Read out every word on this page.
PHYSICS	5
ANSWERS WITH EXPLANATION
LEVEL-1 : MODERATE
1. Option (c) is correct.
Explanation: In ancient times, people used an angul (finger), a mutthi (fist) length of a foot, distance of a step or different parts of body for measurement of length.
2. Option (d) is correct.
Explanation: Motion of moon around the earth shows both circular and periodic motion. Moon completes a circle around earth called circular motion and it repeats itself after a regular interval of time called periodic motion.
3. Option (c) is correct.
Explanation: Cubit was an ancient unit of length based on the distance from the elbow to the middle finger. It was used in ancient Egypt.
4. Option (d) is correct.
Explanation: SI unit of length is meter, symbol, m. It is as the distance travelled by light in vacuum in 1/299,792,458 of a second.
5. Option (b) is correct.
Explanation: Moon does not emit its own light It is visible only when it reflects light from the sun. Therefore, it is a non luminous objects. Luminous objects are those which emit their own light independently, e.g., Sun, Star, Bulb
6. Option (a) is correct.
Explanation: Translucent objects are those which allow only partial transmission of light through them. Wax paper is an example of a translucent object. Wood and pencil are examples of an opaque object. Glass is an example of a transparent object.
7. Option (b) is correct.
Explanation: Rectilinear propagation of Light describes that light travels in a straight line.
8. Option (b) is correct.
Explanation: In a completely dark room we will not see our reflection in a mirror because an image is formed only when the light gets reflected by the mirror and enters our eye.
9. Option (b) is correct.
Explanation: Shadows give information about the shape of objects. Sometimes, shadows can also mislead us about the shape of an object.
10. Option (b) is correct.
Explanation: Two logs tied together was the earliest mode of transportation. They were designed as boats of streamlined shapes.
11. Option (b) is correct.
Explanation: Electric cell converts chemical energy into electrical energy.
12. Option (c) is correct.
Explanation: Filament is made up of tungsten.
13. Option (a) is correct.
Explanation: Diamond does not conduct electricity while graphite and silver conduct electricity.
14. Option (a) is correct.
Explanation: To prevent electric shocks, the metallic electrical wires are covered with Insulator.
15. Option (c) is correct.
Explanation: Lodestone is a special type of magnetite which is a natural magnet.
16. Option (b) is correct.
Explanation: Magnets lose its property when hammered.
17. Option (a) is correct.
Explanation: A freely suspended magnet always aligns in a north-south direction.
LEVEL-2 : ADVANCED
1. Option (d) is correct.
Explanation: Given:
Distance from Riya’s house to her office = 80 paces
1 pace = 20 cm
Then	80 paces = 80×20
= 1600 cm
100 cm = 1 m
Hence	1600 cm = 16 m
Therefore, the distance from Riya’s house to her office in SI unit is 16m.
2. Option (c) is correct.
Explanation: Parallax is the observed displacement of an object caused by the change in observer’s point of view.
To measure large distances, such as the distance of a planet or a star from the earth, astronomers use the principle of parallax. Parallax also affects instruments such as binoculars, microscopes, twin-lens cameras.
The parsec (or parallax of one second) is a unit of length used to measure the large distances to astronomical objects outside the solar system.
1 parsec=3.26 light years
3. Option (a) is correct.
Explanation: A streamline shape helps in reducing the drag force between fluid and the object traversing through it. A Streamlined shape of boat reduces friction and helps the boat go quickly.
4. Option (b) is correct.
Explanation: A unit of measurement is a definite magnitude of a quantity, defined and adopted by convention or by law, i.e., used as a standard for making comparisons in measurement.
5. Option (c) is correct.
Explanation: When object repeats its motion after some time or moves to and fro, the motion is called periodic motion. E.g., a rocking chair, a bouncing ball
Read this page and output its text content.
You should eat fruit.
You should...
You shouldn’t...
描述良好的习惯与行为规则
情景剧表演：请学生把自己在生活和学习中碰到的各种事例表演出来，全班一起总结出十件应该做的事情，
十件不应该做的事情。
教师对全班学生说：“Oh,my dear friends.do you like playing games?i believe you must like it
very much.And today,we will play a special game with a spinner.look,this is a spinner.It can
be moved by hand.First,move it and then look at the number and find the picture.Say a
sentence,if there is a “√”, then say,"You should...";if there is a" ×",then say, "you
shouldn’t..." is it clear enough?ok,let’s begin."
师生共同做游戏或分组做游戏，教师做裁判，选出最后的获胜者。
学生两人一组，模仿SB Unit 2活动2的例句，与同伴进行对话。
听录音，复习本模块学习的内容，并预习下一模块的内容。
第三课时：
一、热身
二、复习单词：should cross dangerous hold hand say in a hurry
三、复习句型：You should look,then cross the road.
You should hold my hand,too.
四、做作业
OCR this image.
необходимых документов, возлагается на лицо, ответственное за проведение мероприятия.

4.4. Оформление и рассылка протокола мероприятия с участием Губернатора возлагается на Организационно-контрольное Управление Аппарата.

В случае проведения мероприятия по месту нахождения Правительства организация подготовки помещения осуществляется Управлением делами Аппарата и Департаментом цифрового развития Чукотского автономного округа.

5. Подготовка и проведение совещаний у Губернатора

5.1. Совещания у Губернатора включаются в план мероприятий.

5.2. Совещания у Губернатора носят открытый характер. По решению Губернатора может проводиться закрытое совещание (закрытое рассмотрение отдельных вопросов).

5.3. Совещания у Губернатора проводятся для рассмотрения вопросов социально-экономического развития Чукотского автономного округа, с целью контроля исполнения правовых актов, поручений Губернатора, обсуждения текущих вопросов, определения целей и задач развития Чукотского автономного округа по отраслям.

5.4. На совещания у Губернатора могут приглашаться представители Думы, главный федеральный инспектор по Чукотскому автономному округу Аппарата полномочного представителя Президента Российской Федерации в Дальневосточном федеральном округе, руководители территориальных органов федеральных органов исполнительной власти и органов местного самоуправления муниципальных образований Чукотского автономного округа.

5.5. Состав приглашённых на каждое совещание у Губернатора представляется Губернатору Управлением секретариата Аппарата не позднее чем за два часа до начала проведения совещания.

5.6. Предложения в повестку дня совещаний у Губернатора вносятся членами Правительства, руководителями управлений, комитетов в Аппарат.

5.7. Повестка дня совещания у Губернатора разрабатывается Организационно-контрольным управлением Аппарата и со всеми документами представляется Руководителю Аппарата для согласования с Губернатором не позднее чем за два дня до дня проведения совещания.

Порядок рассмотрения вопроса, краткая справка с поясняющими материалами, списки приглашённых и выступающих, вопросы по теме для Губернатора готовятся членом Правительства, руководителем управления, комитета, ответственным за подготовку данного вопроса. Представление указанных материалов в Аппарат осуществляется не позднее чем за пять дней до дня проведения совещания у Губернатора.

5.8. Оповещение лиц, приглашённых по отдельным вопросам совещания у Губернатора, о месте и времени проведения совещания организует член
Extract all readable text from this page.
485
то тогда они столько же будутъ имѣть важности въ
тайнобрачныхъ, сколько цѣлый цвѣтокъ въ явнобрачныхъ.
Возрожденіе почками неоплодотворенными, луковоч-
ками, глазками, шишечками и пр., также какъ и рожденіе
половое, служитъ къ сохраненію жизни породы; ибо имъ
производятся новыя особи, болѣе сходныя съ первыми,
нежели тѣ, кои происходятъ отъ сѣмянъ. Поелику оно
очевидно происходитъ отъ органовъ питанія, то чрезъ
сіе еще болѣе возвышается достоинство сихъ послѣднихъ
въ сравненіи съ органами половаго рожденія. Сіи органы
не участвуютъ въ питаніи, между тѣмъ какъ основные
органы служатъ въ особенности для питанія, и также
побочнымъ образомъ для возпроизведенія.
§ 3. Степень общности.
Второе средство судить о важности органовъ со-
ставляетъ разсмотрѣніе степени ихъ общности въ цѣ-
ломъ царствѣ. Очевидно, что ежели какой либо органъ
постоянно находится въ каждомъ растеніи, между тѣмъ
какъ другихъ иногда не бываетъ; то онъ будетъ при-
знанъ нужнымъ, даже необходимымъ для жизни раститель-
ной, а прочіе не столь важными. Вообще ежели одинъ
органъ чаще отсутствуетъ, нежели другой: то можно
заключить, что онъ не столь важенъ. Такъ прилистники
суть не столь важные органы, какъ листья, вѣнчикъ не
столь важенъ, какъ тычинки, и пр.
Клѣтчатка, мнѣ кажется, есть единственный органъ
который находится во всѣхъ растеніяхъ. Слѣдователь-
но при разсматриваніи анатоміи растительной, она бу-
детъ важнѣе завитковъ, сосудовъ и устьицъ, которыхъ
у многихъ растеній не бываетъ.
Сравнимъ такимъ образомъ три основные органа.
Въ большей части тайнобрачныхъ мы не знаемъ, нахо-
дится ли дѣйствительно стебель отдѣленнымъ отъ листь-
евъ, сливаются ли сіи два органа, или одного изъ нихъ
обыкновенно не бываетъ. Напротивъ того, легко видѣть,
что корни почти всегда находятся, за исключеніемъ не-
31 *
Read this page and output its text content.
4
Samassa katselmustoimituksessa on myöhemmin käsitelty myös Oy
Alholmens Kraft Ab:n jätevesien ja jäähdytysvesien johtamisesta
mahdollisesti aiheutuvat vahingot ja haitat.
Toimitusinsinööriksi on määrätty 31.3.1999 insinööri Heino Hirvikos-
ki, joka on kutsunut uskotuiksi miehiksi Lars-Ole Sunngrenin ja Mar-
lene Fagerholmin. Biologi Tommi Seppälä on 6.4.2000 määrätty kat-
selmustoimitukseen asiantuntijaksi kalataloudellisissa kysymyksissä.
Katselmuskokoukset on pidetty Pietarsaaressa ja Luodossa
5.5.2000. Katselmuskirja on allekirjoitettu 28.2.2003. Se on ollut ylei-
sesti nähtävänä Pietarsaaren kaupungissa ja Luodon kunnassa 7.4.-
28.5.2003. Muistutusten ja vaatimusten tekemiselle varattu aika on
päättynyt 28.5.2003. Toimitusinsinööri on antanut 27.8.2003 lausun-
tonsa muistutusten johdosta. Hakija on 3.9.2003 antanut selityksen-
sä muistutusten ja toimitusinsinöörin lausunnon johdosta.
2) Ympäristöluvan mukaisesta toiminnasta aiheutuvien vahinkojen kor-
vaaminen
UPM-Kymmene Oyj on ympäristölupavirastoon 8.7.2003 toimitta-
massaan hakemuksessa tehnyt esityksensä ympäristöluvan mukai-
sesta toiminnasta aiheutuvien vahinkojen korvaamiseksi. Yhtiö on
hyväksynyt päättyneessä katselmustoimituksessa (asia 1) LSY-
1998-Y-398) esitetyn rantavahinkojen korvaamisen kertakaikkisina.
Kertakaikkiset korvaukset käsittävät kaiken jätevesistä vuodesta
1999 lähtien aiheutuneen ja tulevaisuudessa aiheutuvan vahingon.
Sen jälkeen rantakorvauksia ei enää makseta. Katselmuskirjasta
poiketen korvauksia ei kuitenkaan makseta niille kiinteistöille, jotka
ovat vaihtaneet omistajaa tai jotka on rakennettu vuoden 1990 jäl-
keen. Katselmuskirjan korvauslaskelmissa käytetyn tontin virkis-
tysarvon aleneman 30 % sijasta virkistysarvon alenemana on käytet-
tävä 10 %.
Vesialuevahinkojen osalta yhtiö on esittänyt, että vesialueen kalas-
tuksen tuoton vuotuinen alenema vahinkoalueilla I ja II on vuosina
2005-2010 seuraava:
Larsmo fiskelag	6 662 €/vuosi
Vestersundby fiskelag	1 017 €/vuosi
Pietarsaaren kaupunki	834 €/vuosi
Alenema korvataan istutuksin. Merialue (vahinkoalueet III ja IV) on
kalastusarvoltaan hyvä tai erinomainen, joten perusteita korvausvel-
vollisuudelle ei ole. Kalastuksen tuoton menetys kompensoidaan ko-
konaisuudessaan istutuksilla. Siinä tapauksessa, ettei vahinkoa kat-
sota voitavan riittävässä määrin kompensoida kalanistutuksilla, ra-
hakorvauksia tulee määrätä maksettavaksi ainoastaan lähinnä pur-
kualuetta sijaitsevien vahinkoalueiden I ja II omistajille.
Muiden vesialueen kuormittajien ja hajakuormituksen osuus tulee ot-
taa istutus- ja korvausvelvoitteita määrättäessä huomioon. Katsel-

------------------------------------------------

_Goal_
State how many lines in the records above contain the word "находится", giving only the number.

_Task answer_
2